(Set task)
Answer with one number only: the number of lines that contain "Water".

[START Dataset content]

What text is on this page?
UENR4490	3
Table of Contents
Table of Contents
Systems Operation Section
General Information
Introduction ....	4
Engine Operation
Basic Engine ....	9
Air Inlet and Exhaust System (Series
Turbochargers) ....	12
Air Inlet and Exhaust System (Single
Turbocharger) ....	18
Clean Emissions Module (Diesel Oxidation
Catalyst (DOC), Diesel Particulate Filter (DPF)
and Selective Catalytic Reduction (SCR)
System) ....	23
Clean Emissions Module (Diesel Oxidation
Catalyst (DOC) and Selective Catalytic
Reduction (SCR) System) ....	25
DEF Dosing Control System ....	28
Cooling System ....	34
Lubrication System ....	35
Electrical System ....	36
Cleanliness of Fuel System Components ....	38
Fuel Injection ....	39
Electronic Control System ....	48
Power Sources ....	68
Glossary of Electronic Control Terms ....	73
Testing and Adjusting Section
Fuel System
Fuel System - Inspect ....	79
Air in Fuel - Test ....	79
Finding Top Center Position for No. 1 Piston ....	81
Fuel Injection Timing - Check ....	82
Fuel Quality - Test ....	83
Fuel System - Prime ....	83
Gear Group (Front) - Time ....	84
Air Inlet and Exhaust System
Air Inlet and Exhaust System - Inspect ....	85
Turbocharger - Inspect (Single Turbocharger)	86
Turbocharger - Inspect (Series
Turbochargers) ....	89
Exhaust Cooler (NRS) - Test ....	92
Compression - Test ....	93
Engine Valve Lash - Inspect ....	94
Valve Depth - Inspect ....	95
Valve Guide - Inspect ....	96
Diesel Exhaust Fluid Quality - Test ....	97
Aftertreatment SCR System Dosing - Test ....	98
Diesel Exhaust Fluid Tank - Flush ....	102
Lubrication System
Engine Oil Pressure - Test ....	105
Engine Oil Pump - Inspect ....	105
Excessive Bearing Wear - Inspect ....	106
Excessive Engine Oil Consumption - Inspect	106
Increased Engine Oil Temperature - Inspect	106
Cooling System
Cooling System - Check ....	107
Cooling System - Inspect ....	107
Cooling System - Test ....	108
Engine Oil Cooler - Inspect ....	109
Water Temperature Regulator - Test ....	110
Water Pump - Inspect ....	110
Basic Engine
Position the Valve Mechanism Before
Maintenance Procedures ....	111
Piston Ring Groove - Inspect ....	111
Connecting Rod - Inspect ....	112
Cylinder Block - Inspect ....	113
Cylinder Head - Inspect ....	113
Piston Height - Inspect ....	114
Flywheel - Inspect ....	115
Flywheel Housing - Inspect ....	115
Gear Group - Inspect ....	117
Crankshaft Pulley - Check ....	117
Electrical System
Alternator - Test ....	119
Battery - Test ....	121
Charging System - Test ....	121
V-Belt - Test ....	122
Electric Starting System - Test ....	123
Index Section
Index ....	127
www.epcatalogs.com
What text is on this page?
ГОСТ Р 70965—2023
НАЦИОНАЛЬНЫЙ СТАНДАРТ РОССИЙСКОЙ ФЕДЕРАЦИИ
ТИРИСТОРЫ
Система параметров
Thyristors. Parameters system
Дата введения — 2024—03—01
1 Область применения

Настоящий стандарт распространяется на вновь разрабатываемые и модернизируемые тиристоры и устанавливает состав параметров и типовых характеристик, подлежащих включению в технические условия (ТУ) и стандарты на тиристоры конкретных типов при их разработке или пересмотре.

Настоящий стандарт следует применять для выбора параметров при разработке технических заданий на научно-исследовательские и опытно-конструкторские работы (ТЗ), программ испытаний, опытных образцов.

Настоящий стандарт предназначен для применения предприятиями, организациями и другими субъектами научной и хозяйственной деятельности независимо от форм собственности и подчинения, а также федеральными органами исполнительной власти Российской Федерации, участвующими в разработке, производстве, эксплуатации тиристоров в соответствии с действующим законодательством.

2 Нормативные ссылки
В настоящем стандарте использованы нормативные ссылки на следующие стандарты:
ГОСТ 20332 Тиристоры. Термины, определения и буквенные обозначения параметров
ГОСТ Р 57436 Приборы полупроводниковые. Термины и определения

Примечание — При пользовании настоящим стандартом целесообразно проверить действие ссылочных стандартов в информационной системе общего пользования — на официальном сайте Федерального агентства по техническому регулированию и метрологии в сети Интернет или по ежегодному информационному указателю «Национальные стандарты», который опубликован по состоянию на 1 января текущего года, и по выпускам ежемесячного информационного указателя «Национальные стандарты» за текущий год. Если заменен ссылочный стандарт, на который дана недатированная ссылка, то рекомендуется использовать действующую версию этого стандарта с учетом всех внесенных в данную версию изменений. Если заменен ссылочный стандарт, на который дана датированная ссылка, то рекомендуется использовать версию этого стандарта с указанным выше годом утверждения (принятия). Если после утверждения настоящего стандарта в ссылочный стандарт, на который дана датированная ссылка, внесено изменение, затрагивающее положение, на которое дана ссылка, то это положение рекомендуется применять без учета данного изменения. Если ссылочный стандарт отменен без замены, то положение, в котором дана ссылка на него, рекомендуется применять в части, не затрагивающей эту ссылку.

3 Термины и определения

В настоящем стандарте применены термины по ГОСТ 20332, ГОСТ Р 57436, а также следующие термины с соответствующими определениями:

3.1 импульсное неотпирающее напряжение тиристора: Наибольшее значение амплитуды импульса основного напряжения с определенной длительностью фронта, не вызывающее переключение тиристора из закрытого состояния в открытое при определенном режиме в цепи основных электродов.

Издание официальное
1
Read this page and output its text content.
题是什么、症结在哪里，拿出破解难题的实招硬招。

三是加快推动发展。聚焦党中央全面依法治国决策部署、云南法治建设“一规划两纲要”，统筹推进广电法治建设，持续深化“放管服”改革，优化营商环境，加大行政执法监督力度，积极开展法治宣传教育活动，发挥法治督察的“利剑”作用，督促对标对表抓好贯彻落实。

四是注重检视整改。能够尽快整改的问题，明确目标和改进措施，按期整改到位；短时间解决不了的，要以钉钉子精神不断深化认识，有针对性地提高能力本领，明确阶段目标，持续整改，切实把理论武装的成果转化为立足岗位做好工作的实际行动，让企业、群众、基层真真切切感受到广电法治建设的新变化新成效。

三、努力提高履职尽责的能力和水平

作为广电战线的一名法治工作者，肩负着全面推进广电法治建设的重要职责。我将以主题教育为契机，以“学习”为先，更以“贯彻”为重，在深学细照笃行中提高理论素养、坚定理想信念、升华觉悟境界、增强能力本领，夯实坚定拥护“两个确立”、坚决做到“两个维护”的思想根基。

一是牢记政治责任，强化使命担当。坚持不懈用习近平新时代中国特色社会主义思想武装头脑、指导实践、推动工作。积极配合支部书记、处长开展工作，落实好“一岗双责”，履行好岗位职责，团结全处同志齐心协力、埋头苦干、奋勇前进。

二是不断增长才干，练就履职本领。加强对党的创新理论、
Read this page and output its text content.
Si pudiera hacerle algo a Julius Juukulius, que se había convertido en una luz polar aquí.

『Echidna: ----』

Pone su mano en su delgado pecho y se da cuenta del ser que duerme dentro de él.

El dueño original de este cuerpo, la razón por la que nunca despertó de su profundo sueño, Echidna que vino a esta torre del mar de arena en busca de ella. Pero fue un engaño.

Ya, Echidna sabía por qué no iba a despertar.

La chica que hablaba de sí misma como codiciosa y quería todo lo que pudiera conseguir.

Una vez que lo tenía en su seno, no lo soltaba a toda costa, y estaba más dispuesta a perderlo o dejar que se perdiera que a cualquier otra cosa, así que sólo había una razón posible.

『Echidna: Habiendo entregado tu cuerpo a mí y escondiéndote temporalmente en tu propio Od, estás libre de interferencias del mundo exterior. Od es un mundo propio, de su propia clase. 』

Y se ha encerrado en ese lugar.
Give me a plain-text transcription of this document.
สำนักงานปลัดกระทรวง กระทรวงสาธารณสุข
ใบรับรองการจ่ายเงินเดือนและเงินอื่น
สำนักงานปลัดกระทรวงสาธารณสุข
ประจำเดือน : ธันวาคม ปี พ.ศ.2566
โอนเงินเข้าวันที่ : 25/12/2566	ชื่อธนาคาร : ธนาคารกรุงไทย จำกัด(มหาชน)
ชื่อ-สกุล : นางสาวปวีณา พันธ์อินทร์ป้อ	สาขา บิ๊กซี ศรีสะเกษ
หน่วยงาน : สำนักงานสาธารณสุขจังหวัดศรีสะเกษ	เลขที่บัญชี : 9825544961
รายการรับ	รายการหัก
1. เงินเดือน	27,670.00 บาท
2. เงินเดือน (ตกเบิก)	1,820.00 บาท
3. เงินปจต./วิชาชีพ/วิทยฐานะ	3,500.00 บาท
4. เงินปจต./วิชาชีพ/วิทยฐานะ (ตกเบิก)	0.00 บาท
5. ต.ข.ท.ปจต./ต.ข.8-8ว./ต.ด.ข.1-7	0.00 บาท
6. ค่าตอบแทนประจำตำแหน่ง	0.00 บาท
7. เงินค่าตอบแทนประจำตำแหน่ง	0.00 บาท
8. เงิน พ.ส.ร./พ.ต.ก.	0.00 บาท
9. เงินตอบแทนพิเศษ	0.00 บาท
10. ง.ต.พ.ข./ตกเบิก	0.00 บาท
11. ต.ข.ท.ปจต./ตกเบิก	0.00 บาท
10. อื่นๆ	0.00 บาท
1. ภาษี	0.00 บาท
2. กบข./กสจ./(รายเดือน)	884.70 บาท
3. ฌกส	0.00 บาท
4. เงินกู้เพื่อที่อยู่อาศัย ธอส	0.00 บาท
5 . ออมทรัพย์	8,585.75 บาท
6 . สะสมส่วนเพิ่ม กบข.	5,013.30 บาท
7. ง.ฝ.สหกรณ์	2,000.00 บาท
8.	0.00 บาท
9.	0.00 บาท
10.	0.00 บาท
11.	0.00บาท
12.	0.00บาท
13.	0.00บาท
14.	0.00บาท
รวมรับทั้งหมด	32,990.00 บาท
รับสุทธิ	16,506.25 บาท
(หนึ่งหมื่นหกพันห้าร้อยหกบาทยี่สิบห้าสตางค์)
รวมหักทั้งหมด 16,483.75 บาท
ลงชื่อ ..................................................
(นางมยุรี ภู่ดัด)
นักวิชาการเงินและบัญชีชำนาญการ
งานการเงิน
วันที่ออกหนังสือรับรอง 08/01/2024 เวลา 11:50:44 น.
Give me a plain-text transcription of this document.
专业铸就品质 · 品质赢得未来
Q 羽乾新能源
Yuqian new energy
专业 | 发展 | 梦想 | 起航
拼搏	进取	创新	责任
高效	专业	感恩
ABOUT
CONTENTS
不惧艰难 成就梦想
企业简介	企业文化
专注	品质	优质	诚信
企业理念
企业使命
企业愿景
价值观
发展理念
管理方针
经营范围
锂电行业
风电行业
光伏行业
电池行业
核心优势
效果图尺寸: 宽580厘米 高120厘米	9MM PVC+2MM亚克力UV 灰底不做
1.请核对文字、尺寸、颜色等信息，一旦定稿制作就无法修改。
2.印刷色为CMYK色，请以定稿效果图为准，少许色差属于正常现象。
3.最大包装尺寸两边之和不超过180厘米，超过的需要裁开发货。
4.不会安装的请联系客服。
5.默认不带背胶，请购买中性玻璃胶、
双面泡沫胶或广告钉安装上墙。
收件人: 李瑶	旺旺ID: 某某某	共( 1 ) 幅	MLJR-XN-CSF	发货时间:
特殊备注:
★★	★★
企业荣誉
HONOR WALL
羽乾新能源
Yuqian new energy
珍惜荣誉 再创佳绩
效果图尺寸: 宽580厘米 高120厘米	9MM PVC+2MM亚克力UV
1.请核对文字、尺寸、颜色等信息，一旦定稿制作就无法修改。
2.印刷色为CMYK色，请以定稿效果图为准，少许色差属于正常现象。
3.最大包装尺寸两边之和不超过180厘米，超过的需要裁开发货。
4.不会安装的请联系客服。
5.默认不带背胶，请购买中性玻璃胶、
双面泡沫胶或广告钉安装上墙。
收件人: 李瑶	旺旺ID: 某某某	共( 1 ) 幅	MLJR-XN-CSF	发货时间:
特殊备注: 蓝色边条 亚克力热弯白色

[END Dataset content]

(Finished answer)
2